----- Texto base -----

1. Breve desenvolvimento dos direitos intelectuais
O conceito jurídico de propriedade, desenvolvido a partir do
Direito Romano (753 A. C.) e aperfeiçoado ao longo do tempo, consiste em uma
relação entre o indivíduo (o dono) e a coletividade, em virtude da qual são
assegurados àquele direitos exclusivos de usar, fruir, dispor e reivindicar um
bem (FIUZA, 2002, p. 748).Tradicionalmente fala-se em propriedade sobre bens tangíveis,
corpóreos, materiais, como uma casa, um carro ou qualquer outro objeto
(SALINAS, 2005, p. 19). Porém, ao longo da história, mais nitidamente a partir
do século XV com a invenção da imprensa por Gutenberg (inovação
tecnológica que possibilitou a reprodução de textos e obras literárias em
mais de um exemplar), começou a tornar-se mais evidente a noção de
propriedade sobre bens imateriais, intangíveis, incorpóreos, ou seja, sobre os
frutos do gênio humano (ASCENSÃO, 1997, p. 4; BITTAR, 2005, p. 12; PATTERSON,
1968, p. 4; SALINAS, 2005, p. 19). De acordo com Abrão (2002, p. 27):O surgimento da máquina de escrever, da máquina de imprimir
com tipos móveis, em 1450, a uma velocidade dezenas de vezes maior que o
registro manual, foi o ponto de virada no surgimento desse direito [propriedade
intelectual] em virtude da infinita capacidade de reprodução de um mesmo
texto, pela máquina, dispensando novas interferências dos autores.O invento de Gutenberg impulsionou os primeiros privilégios
outorgados pela realeza aos editores (impressores) de livros (SALINAS, 2005, p.

-----

— Enunciado —
Indique se cada afirmação a seguir está de acordo com o texto sobre direitos intelectuais, respondendo sim ou não e citando literalmente as palavras do texto que decidem a resposta. 1. O conceito jurídico de propriedade foi desenvolvido a partir do Direito Romano. 2. A máquina de imprimir com tipos móveis surgiu em 1450. 3. Os primeiros privilégios foram outorgados pela realeza aos autores dos livros.

----- Material extraído -----

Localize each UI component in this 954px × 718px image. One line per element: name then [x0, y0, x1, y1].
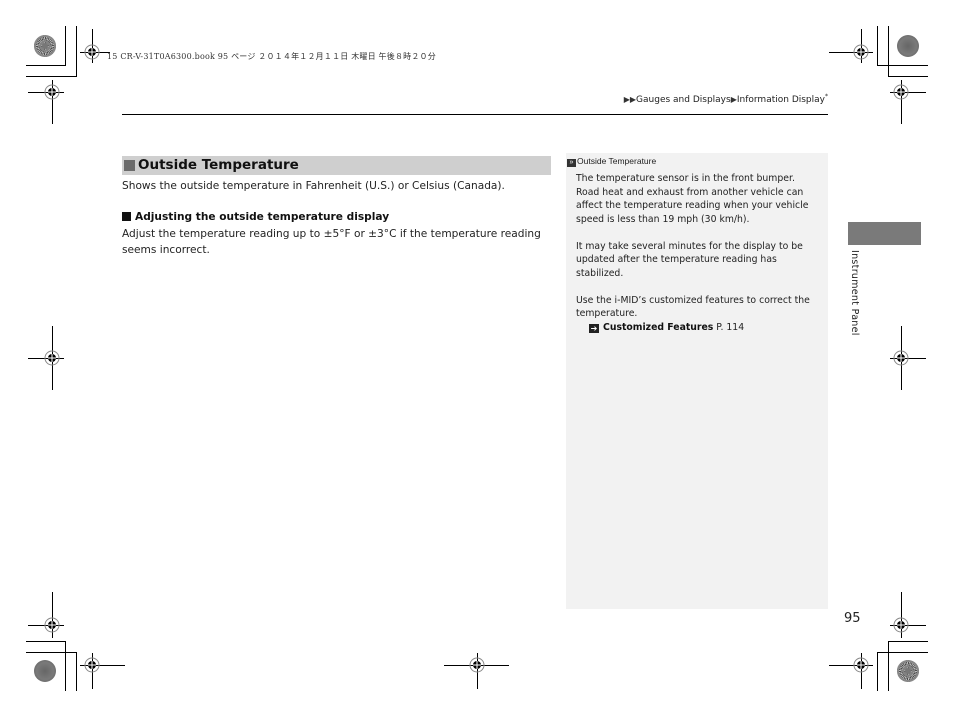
note-paragraph: The temperature sensor is in the front b…	[576, 173, 809, 225]
square-bullet-icon	[122, 212, 131, 221]
crop-line	[877, 652, 878, 691]
registration-target-icon	[83, 656, 101, 674]
arrow-right-icon: ➔	[589, 323, 599, 333]
section-title: Outside Temperature	[138, 157, 299, 173]
crop-line	[26, 65, 66, 66]
crop-line	[877, 65, 928, 66]
crop-line	[877, 26, 878, 66]
crop-line	[76, 652, 77, 691]
link-label: Customized Features	[603, 321, 714, 333]
registration-target-icon	[43, 616, 61, 634]
registration-target-icon	[852, 656, 870, 674]
customized-features-link[interactable]: ➔ Customized Features P. 114	[589, 321, 820, 335]
asterisk-mark: *	[825, 93, 828, 100]
color-target-icon	[34, 660, 56, 682]
registration-target-icon	[468, 656, 486, 674]
breadcrumb: ▶▶Gauges and Displays▶Information Displa…	[624, 93, 828, 105]
crop-line	[888, 26, 889, 76]
crop-line	[26, 76, 77, 77]
crop-line	[26, 652, 77, 653]
crop-line	[65, 641, 66, 691]
section-heading: Outside Temperature	[122, 156, 551, 175]
color-target-icon	[34, 35, 56, 57]
print-job-info: 15 CR-V-31T0A6300.book 95 ページ ２０１４年１２月１１…	[107, 52, 436, 61]
section-intro: Shows the outside temperature in Fahrenh…	[122, 180, 505, 192]
crop-line	[76, 26, 77, 76]
subsection-body: Adjust the temperature reading up to ±5°…	[122, 228, 541, 256]
double-chevron-icon: »	[567, 159, 576, 167]
crop-line	[888, 641, 889, 691]
crop-line	[888, 641, 928, 642]
page-number: 95	[844, 611, 861, 626]
color-target-icon	[897, 35, 919, 57]
note-paragraph: It may take several minutes for the disp…	[576, 240, 803, 279]
crop-line	[26, 641, 66, 642]
breadcrumb-item-information-display[interactable]: Information Display	[737, 95, 825, 105]
registration-target-icon	[892, 83, 910, 101]
link-page: P. 114	[716, 321, 745, 333]
subsection-title: Adjusting the outside temperature displa…	[135, 211, 390, 223]
registration-target-icon	[892, 349, 910, 367]
note-heading: » Outside Temperature	[567, 156, 656, 167]
subsection-heading: Adjusting the outside temperature displa…	[122, 211, 389, 223]
registration-target-icon	[892, 616, 910, 634]
side-note: » Outside Temperature The temperature sen…	[566, 153, 828, 609]
color-target-icon	[897, 660, 919, 682]
registration-target-icon	[83, 43, 101, 61]
crop-line	[65, 26, 66, 66]
chapter-tab-label: Instrument Panel	[849, 250, 860, 336]
registration-target-icon	[43, 83, 61, 101]
crop-line	[888, 76, 928, 77]
header-divider	[122, 114, 828, 115]
note-paragraph: Use the i-MID’s customized features to c…	[576, 294, 810, 320]
triangle-right-icon: ▶▶	[623, 95, 637, 104]
registration-target-icon	[43, 349, 61, 367]
crop-line	[877, 652, 928, 653]
breadcrumb-item-gauges[interactable]: Gauges and Displays	[636, 95, 731, 105]
chapter-tab[interactable]	[848, 222, 921, 245]
note-body: The temperature sensor is in the front b…	[576, 172, 820, 334]
square-bullet-icon	[124, 160, 135, 171]
note-title: Outside Temperature	[577, 156, 657, 166]
registration-target-icon	[852, 43, 870, 61]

-----

— Resposta —
1. Sim: "desenvolvido a partir do Direito Romano (753 A. C.)".
2. Sim: "da máquina de imprimir com tipos móveis, em 1450".
3. Não: "outorgados pela realeza aos editores (impressores) de livros".